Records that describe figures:
+-------+
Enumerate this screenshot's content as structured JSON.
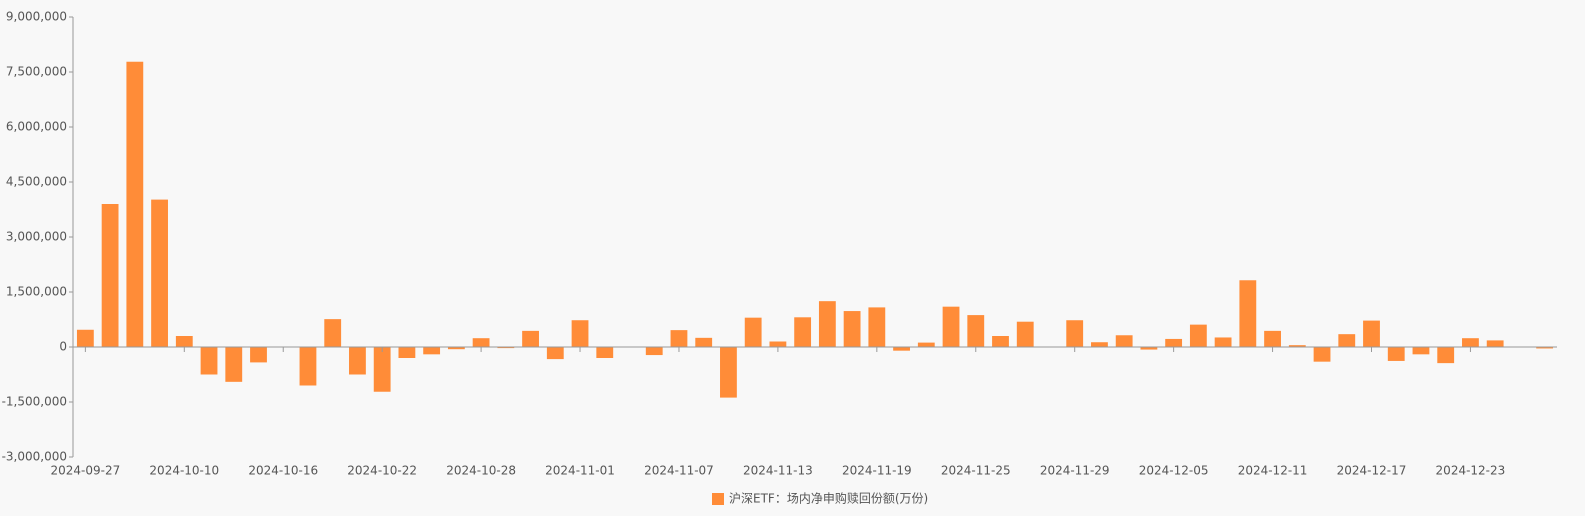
{
  "chart_data": {
    "type": "bar",
    "categories": [
      "2024-09-27",
      null,
      null,
      null,
      "2024-10-10",
      null,
      null,
      null,
      "2024-10-16",
      null,
      null,
      null,
      "2024-10-22",
      null,
      null,
      null,
      "2024-10-28",
      null,
      null,
      null,
      "2024-11-01",
      null,
      null,
      null,
      "2024-11-07",
      null,
      null,
      null,
      "2024-11-13",
      null,
      null,
      null,
      "2024-11-19",
      null,
      null,
      null,
      "2024-11-25",
      null,
      null,
      null,
      "2024-11-29",
      null,
      null,
      null,
      "2024-12-05",
      null,
      null,
      null,
      "2024-12-11",
      null,
      null,
      null,
      "2024-12-17",
      null,
      null,
      null,
      "2024-12-23",
      null,
      null,
      null
    ],
    "series": [
      {
        "name": "沪深ETF：场内净申购赎回份额(万份)",
        "color": "#ff8c38",
        "values": [
          470000,
          3900000,
          7780000,
          4020000,
          300000,
          -750000,
          -950000,
          -420000,
          0,
          -1050000,
          760000,
          -750000,
          -1220000,
          -300000,
          -200000,
          -60000,
          240000,
          -30000,
          440000,
          -330000,
          730000,
          -300000,
          0,
          -220000,
          460000,
          250000,
          -1380000,
          800000,
          150000,
          810000,
          1250000,
          980000,
          1080000,
          -100000,
          120000,
          1100000,
          870000,
          300000,
          690000,
          0,
          730000,
          130000,
          320000,
          -70000,
          220000,
          610000,
          260000,
          1820000,
          440000,
          50000,
          -400000,
          350000,
          720000,
          -380000,
          -200000,
          -440000,
          240000,
          180000,
          0,
          -40000
        ]
      }
    ],
    "ylim": [
      -3000000,
      9000000
    ],
    "yticks": [
      {
        "value": -3000000,
        "label": "-3,000,000"
      },
      {
        "value": -1500000,
        "label": "-1,500,000"
      },
      0,
      {
        "value": 1500000,
        "label": "1,500,000"
      },
      {
        "value": 3000000,
        "label": "3,000,000"
      },
      {
        "value": 4500000,
        "label": "4,500,000"
      },
      {
        "value": 6000000,
        "label": "6,000,000"
      },
      {
        "value": 7500000,
        "label": "7,500,000"
      },
      {
        "value": 9000000,
        "label": "9,000,000"
      }
    ],
    "legend": "bottom"
  }
}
+-------+
» **TASK DESCRIPTION**
State how many lines of the listing above include the word "label". Give nothing but the number.

» **REPLY TO THE TASK**
8